• [Consignes de travail]
1/ Relevez toutes les personnes désignées par leur nom dans le texte sur la mort d'Hitler.
2/ Prolongez le texte sur la mort d'Hitler en reprenant juste après sa dernière phrase.

La mort d’Hitler : enquête autour d’une mandibule

Officiellement, Hitler se suicide le 30 avril 1945 dans les tréfonds de son bunker berlinois. Les troupes soviétiques sont à une centaine de mètres de l’entrée de la Chancellerie, dans le fracas des bombardements : le Führer ne veut pas tomber vivant entre leurs mains. Il met fin à ses jours, en compagnie d’Eva Braun, sa compagne. Les deux cadavres sont brûlés. Ne demeure qu’un bout de crâne. C’est cet ossement que Jean-Christophe Brisard et Lana Parshina vont traquer jusqu’en Russie, au fil d’une enquête passionnante qu’ils relatent dans le trépidant récit La mort d’Hitler.

Une bataille politique acharnée

Parce que même mort, Hitler continue de poser problème. Et pas qu’un peu. Autour de ces quelques restes, retrouvés presque par hasard aux abords des ruines du Führerbunker après la capitulation allemande, c’est une bataille politique acharnée qui va avoir lieu, dont on ressent encore l’intensité en ce début de XXIe siècle. Journaliste féru d’Histoire, spécialiste de la question des dictatures (on lui doit notamment l’excellent ouvrage Enfants de dictateurs), Jean-Christophe Brisard s’attaque ici à un épineux dossier dont l’impact diplomatique et géopolitique échappe habituellement au commun des mortels. A tort, car l’enjeu est essentiel.

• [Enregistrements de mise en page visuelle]
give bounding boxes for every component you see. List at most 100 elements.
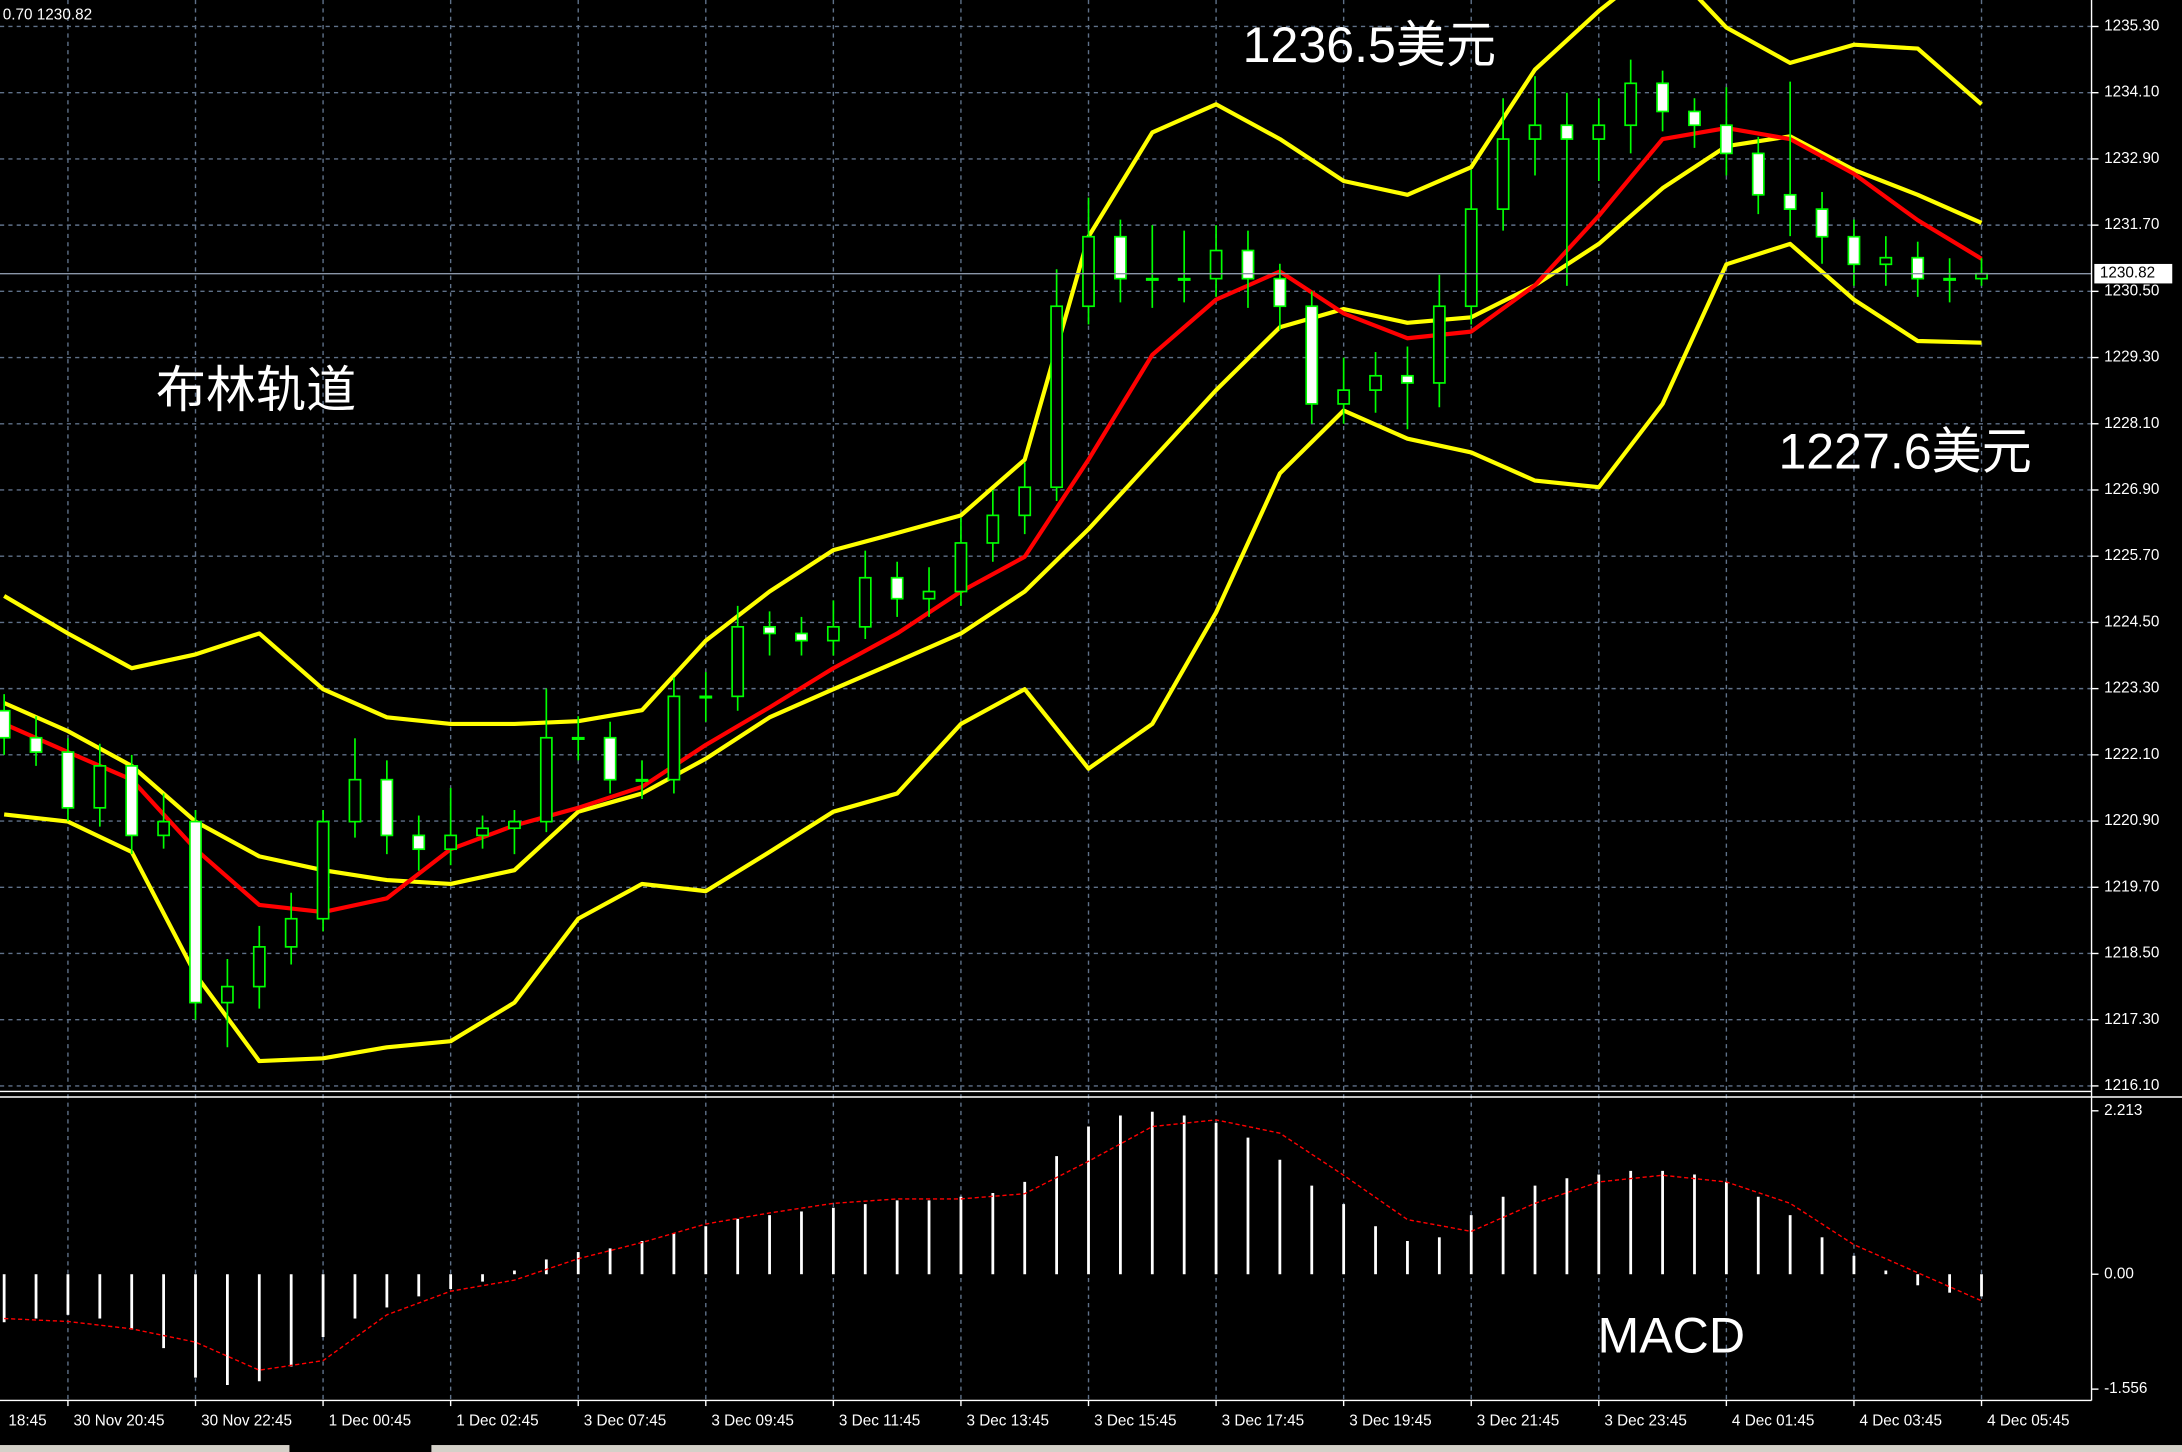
y-tick-label: 1222.10	[2104, 746, 2159, 763]
scrollbar	[431, 1445, 2182, 1452]
y-tick-label: 1234.10	[2104, 84, 2159, 101]
y-tick-label: 1232.90	[2104, 150, 2159, 167]
y-tick-label: 1220.90	[2104, 812, 2159, 829]
x-tick-label: 3 Dec 19:45	[1349, 1412, 1431, 1429]
candle-body	[1369, 374, 1382, 391]
y-tick-label: 1217.30	[2104, 1011, 2159, 1028]
annotation: 1227.6美元	[1778, 423, 2031, 479]
price-panel	[0, 0, 2092, 1064]
candle-body	[476, 827, 489, 837]
candle-body	[1847, 235, 1861, 266]
candle-body	[1911, 256, 1925, 280]
grid	[0, 0, 2092, 1401]
candle-body	[1656, 82, 1669, 113]
candle-body	[954, 542, 968, 593]
candle-body	[986, 514, 1000, 544]
band-line	[3, 0, 1983, 727]
annotation: 布林轨道	[156, 362, 356, 418]
x-tick-label: 3 Dec 21:45	[1477, 1412, 1559, 1429]
candle-body	[1592, 124, 1606, 140]
x-tick-label: 3 Dec 07:45	[584, 1412, 666, 1429]
candle-body	[93, 765, 107, 809]
candle-body	[1337, 389, 1351, 405]
x-tick-label: 3 Dec 11:45	[839, 1412, 920, 1429]
x-tick-label: 3 Dec 23:45	[1604, 1412, 1686, 1429]
candle-body	[795, 632, 808, 642]
candle-body	[1401, 374, 1414, 384]
last-price-label: 1230.82	[2100, 265, 2155, 282]
candle-body	[348, 778, 362, 823]
candle-body	[1528, 124, 1542, 140]
x-tick-label: 18:45	[8, 1412, 46, 1429]
candle-body	[1082, 235, 1095, 308]
candle-body	[1114, 235, 1127, 280]
candle-body	[1464, 208, 1478, 308]
candle-body	[1815, 208, 1829, 238]
candle-body	[1624, 82, 1638, 127]
scrollbar	[0, 1445, 290, 1452]
candle-body	[1050, 305, 1064, 489]
candle-body	[858, 576, 872, 628]
candle-body	[412, 834, 426, 851]
candle-body	[571, 736, 585, 740]
y-tick-label: 1216.10	[2104, 1077, 2159, 1094]
candle-body	[1145, 277, 1159, 281]
y-tick-label: 1235.30	[2104, 18, 2159, 35]
candle-body	[220, 985, 234, 1004]
y-tick-label: 2.213	[2104, 1102, 2142, 1119]
macd-panel	[2, 1111, 1983, 1385]
x-tick-label: 30 Nov 20:45	[73, 1412, 164, 1429]
x-tick-label: 3 Dec 13:45	[967, 1412, 1049, 1429]
candle-body	[1432, 305, 1446, 384]
y-tick-label: 1229.30	[2104, 349, 2159, 366]
y-tick-label: 1231.70	[2104, 216, 2159, 233]
candle-body	[763, 625, 776, 635]
y-tick-label: 1218.50	[2104, 945, 2159, 962]
x-tick-label: 4 Dec 03:45	[1860, 1412, 1942, 1429]
candle-body	[1209, 249, 1223, 280]
candle-body	[1688, 110, 1701, 127]
candle-body	[1241, 249, 1255, 280]
x-tick-label: 4 Dec 01:45	[1732, 1412, 1814, 1429]
candle-body	[1560, 124, 1574, 140]
band-line	[3, 125, 1983, 915]
candle-body	[539, 736, 553, 823]
annotation: 1236.5美元	[1243, 17, 1496, 73]
x-tick-label: 4 Dec 05:45	[1987, 1412, 2069, 1429]
candle-body	[826, 625, 840, 642]
candle-body	[61, 751, 75, 809]
candle-body	[1975, 272, 1988, 280]
x-tick-label: 1 Dec 02:45	[456, 1412, 538, 1429]
candle-body	[1751, 152, 1765, 196]
annotation: MACD	[1598, 1307, 1745, 1363]
x-tick-label: 3 Dec 09:45	[711, 1412, 793, 1429]
x-tick-label: 1 Dec 00:45	[329, 1412, 411, 1429]
band-line	[3, 134, 1983, 887]
y-tick-label: 1230.50	[2104, 282, 2159, 299]
candle-body	[316, 820, 330, 920]
candle-body	[125, 765, 139, 837]
y-tick-label: 1226.90	[2104, 481, 2159, 498]
candle-body	[922, 590, 936, 600]
y-tick-label: 0.00	[2104, 1265, 2134, 1282]
candle-body	[189, 820, 202, 1004]
candle-body	[508, 820, 521, 830]
candle-body	[1943, 277, 1957, 281]
candle-body	[1719, 124, 1733, 155]
signal-line	[4, 1119, 1982, 1371]
band-line	[3, 241, 1982, 1064]
y-tick-label: 1228.10	[2104, 415, 2159, 432]
candle-body	[380, 778, 394, 837]
candle-body	[731, 625, 745, 698]
candle-body	[252, 946, 266, 988]
candle-body	[699, 695, 713, 699]
candle-body	[667, 695, 681, 781]
y-tick-label: 1224.50	[2104, 613, 2159, 630]
x-tick-label: 3 Dec 17:45	[1222, 1412, 1304, 1429]
y-tick-label: 1225.70	[2104, 547, 2159, 564]
candle-body	[890, 576, 904, 600]
candle-body	[1879, 256, 1893, 266]
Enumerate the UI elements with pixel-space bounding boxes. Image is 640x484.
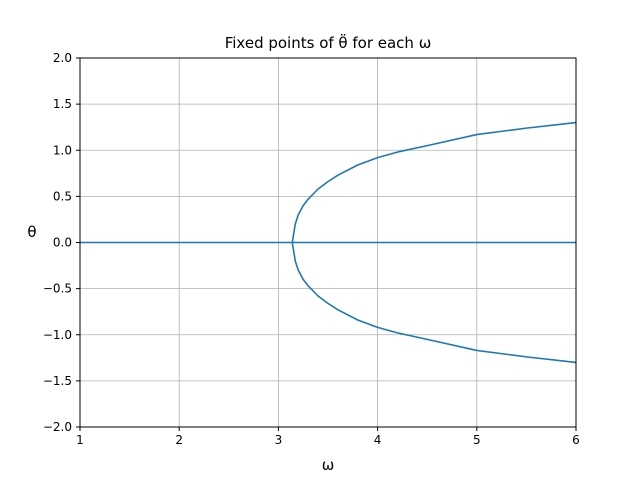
y-tick-label: 1.0 (53, 143, 72, 157)
y-tick-label: −2.0 (43, 420, 72, 434)
x-tick-label: 2 (175, 433, 183, 447)
x-axis-label: ω (322, 456, 335, 474)
x-tick-label: 5 (473, 433, 481, 447)
y-tick-label: −1.0 (43, 328, 72, 342)
x-tick-label: 6 (572, 433, 580, 447)
y-tick-label: 0.5 (53, 189, 72, 203)
y-tick-label: 1.5 (53, 97, 72, 111)
y-axis-label: θ (27, 223, 36, 241)
y-tick-label: −0.5 (43, 282, 72, 296)
series-layer (80, 121, 577, 364)
y-tick-label: 0.0 (53, 236, 72, 250)
ticks: 1 2 3 4 5 6 2.0 1.5 1.0 0.5 0.0 −0.5 −1.0 −1.5 −2.0 (43, 51, 580, 447)
y-tick-label: 2.0 (53, 51, 72, 65)
x-tick-label: 1 (76, 433, 84, 447)
x-tick-label: 4 (374, 433, 382, 447)
chart-title: Fixed points of θ̈ for each ω (225, 32, 432, 52)
y-tick-label: −1.5 (43, 374, 72, 388)
series-line-branch (291, 121, 577, 364)
x-tick-label: 3 (275, 433, 283, 447)
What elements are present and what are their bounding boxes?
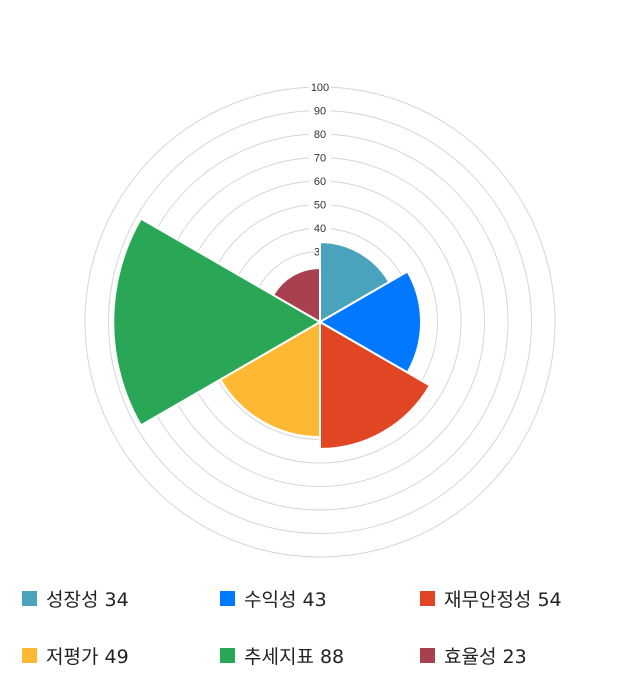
- legend-item[interactable]: 성장성 34: [22, 585, 129, 612]
- legend-label: 재무안정성 54: [444, 589, 562, 611]
- tick-label: 80: [314, 129, 326, 141]
- tick-label-bg: [309, 128, 331, 140]
- tick-label: 40: [314, 223, 326, 235]
- polar-area-chart: 40 50 60 70 80 90 100 3: [84, 81, 556, 558]
- legend-item[interactable]: 효율성 23: [420, 642, 527, 669]
- legend-item[interactable]: 수익성 43: [220, 585, 327, 612]
- wedge-저평가: [218, 320, 321, 439]
- wedge-추세지표: [112, 217, 322, 427]
- tick-label: 3: [314, 247, 320, 259]
- legend-label: 수익성 43: [244, 589, 327, 611]
- legend-label: 효율성 23: [444, 646, 527, 668]
- legend-swatch: [22, 591, 37, 606]
- legend-label: 저평가 49: [46, 646, 129, 668]
- legend-swatch: [220, 648, 235, 663]
- tick-label-bg: [309, 222, 331, 234]
- tick-label-bg: [309, 198, 331, 211]
- legend-item[interactable]: 재무안정성 54: [420, 585, 562, 612]
- wedge-수익성: [317, 270, 422, 374]
- legend-label: 성장성 34: [46, 589, 129, 611]
- tick-label: 70: [314, 153, 326, 165]
- tick-label-bg: [309, 81, 331, 93]
- legend-swatch: [220, 591, 235, 606]
- wedge-재무안정성: [319, 320, 432, 450]
- tick-label-bg: [309, 104, 331, 117]
- tick-label: 50: [314, 200, 326, 212]
- legend-item[interactable]: 저평가 49: [22, 642, 129, 669]
- wedge-성장성: [319, 241, 391, 324]
- tick-label-bg: [309, 175, 331, 187]
- legend-swatch: [420, 591, 435, 606]
- tick-label: 90: [314, 106, 326, 118]
- tick-label: 60: [314, 176, 326, 188]
- legend-swatch: [22, 648, 37, 663]
- tick-label: 100: [311, 82, 329, 94]
- legend-item[interactable]: 추세지표 88: [220, 642, 344, 669]
- legend-label: 추세지표 88: [244, 646, 345, 668]
- tick-label-bg: [309, 151, 331, 164]
- wedge-효율성: [271, 266, 321, 324]
- legend-swatch: [420, 648, 435, 663]
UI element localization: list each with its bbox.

• [Réponses par tâche]
1/
- Hitler
- Eva Braun
- Jean-Christophe Brisard
- Lana Parshina

2/
À peine maîtres de Berlin, les Soviétiques, sur ordre express de Staline, cherchent frénétiquement la trace d’Hitler. A-t-il fui ? S’est-il tué ? Où situer son cadavre ? Que s’est-il passé exactement le 30 avril 1945 ? Il ne s’agit pas seulement de vérifier s’il est mort ou non (ce qui est déjà essentiel, car, en cas de fuite, il faut impérativement le traquer) ; il importe également de s’approprier sa dépouille comme un trophée. La Seconde Guerre Mondiale n’est pas encore terminée que déjà la logique de Guerre Froide est à l’œuvre. Celui qui retrouve la carcasse du tyran s’impose symboliquement comme LE vainqueur du conflit. Et Staline ne veut pas laisser passer cette opportunité, pour asseoir un peu plus sa suprématie.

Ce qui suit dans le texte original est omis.